- **Supplied data**
▬▬▬

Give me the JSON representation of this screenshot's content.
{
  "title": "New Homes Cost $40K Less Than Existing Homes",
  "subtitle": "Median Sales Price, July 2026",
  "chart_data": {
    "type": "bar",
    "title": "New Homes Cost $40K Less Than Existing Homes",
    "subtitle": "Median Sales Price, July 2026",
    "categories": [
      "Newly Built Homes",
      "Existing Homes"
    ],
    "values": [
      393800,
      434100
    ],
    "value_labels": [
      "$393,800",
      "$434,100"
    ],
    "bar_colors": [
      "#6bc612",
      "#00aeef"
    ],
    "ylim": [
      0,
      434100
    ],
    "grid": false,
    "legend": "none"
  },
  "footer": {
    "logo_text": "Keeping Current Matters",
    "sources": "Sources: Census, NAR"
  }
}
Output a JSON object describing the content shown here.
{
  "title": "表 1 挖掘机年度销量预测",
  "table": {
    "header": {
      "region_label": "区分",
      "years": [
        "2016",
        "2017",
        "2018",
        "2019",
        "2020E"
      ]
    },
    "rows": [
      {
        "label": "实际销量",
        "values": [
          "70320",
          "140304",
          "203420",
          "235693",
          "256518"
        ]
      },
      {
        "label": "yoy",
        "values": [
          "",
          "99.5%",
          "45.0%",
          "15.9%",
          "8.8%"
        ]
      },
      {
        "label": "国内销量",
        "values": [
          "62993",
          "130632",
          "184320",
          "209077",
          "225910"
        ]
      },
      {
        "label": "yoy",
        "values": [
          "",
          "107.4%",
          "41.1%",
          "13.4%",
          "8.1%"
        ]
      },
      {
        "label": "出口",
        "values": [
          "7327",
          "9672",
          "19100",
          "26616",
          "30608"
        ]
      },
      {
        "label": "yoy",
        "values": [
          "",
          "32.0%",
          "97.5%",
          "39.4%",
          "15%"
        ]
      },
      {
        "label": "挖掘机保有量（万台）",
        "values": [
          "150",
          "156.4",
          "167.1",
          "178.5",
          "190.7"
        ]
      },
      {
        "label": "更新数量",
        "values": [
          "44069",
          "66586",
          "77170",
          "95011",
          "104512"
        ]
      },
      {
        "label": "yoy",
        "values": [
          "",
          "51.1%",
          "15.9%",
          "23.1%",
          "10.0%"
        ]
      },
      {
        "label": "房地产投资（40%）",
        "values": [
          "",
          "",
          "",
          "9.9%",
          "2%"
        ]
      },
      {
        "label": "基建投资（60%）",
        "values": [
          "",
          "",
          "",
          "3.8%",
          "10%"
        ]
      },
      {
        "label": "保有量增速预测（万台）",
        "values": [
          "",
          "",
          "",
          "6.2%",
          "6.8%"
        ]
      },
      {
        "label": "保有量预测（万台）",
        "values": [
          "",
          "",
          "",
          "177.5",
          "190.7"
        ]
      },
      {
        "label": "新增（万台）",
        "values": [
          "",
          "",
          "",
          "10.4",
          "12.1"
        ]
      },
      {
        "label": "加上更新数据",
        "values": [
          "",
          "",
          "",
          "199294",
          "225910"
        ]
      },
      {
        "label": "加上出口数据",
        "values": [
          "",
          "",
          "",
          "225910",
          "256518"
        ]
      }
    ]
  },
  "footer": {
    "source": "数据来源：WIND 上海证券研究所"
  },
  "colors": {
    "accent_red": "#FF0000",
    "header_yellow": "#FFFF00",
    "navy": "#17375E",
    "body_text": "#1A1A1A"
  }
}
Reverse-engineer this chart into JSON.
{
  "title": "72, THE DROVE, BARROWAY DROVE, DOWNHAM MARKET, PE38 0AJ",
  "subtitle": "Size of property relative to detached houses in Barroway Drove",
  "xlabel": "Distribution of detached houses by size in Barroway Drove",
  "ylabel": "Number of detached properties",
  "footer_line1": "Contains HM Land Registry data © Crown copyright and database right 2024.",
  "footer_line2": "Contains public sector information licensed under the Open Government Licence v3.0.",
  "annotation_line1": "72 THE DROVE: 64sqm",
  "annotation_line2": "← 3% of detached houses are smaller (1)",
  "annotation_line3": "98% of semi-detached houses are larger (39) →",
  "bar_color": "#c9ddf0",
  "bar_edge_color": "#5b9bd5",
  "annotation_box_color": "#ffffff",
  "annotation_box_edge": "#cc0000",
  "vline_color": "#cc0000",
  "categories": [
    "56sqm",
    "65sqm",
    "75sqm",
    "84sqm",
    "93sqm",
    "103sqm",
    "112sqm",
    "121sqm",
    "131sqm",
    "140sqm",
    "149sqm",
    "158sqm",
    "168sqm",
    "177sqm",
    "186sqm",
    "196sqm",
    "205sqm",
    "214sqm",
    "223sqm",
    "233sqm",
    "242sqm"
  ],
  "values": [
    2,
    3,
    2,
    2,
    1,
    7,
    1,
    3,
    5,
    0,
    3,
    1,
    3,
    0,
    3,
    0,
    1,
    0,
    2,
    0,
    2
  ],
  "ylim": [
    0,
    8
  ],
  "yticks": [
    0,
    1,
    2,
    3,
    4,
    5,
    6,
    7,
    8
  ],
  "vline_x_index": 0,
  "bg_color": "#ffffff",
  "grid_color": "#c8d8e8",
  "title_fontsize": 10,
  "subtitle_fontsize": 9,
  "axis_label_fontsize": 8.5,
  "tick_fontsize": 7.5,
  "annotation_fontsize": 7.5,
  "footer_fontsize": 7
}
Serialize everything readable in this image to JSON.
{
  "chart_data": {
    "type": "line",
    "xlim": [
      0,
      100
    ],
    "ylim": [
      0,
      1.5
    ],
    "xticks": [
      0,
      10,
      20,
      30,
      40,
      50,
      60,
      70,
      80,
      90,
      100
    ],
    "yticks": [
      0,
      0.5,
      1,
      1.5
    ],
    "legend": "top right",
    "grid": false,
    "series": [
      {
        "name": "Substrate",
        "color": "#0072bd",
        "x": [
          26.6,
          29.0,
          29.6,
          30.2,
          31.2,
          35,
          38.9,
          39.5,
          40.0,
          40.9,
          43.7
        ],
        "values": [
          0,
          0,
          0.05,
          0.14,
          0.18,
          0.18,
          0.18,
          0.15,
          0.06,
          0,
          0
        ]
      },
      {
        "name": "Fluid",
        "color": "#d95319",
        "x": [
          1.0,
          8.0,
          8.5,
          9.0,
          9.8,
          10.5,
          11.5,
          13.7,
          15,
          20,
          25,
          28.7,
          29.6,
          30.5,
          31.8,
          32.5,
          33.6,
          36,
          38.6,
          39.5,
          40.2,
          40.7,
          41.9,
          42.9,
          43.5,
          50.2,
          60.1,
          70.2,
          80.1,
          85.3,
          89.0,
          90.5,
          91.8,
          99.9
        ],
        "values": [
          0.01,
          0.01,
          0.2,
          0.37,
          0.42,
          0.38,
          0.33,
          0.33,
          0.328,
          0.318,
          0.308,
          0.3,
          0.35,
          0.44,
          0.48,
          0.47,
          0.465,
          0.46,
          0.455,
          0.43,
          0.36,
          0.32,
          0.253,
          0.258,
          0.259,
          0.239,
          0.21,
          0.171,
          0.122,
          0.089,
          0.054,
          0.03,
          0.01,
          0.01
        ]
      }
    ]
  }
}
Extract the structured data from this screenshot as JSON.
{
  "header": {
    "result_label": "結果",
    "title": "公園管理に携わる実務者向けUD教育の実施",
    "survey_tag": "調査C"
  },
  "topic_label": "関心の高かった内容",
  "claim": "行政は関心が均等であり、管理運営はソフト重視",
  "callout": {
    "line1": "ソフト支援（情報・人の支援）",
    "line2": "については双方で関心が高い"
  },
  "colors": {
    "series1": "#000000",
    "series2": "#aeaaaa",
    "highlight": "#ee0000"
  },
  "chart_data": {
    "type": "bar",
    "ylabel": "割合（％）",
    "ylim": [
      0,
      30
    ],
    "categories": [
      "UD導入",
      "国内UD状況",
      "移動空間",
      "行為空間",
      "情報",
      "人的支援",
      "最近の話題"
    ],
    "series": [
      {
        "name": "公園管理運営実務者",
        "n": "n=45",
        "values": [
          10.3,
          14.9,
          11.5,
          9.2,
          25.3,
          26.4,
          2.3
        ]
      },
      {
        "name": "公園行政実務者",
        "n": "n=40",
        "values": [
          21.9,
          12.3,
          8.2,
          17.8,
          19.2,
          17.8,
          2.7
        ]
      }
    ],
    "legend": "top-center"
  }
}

▬▬▬

- **Written task**
List all lines above in which the string "ffffff" appears.

- **Result for this task**
  "annotation_box_color": "#ffffff",
  "bg_color": "#ffffff",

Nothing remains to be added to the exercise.